(Data records)
▬▬▬▬▬▬
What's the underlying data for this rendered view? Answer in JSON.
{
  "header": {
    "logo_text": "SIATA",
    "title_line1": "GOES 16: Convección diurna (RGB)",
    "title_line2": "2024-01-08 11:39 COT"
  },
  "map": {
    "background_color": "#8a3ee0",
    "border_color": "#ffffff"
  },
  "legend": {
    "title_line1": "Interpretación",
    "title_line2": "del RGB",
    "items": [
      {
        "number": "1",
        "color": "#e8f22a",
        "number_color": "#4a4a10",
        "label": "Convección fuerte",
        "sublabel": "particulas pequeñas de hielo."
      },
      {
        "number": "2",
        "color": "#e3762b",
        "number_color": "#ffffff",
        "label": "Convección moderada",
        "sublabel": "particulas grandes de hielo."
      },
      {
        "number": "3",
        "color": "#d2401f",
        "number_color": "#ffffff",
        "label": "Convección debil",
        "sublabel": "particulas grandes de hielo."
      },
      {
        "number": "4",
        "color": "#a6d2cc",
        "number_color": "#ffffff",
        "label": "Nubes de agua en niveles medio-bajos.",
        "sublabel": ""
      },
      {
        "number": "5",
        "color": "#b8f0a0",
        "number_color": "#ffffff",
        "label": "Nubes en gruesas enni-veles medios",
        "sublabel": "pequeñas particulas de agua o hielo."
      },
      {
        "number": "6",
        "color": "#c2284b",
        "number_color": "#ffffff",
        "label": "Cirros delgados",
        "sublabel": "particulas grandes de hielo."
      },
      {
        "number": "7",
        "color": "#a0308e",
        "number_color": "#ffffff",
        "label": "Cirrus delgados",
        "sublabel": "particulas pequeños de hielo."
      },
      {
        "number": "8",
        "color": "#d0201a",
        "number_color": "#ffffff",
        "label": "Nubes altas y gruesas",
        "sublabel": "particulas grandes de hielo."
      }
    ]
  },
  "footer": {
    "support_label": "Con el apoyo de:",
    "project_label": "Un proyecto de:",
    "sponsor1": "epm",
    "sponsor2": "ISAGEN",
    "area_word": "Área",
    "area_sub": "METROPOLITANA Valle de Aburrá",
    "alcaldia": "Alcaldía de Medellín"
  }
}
▬▬▬▬▬▬
Retype the listing. Match it exactly.

What's the underlying data for this rendered view? Answer in JSON.
{
  "header": {
    "logo_text": "SIATA",
    "title_line1": "GOES 16: Convección diurna (RGB)",
    "title_line2": "2024-01-08 11:39 COT"
  },
  "map": {
    "background_color": "#8a3ee0",
    "border_color": "#ffffff"
  },
  "legend": {
    "title_line1": "Interpretación",
    "title_line2": "del RGB",
    "items": [
      {
        "number": "1",
        "color": "#e8f22a",
        "number_color": "#4a4a10",
        "label": "Convección fuerte",
        "sublabel": "particulas pequeñas de hielo."
      },
      {
        "number": "2",
        "color": "#e3762b",
        "number_color": "#ffffff",
        "label": "Convección moderada",
        "sublabel": "particulas grandes de hielo."
      },
      {
        "number": "3",
        "color": "#d2401f",
        "number_color": "#ffffff",
        "label": "Convección debil",
        "sublabel": "particulas grandes de hielo."
      },
      {
        "number": "4",
        "color": "#a6d2cc",
        "number_color": "#ffffff",
        "label": "Nubes de agua en niveles medio-bajos.",
        "sublabel": ""
      },
      {
        "number": "5",
        "color": "#b8f0a0",
        "number_color": "#ffffff",
        "label": "Nubes en gruesas enni-veles medios",
        "sublabel": "pequeñas particulas de agua o hielo."
      },
      {
        "number": "6",
        "color": "#c2284b",
        "number_color": "#ffffff",
        "label": "Cirros delgados",
        "sublabel": "particulas grandes de hielo."
      },
      {
        "number": "7",
        "color": "#a0308e",
        "number_color": "#ffffff",
        "label": "Cirrus delgados",
        "sublabel": "particulas pequeños de hielo."
      },
      {
        "number": "8",
        "color": "#d0201a",
        "number_color": "#ffffff",
        "label": "Nubes altas y gruesas",
        "sublabel": "particulas grandes de hielo."
      }
    ]
  },
  "footer": {
    "support_label": "Con el apoyo de:",
    "project_label": "Un proyecto de:",
    "sponsor1": "epm",
    "sponsor2": "ISAGEN",
    "area_word": "Área",
    "area_sub": "METROPOLITANA Valle de Aburrá",
    "alcaldia": "Alcaldía de Medellín"
  }
}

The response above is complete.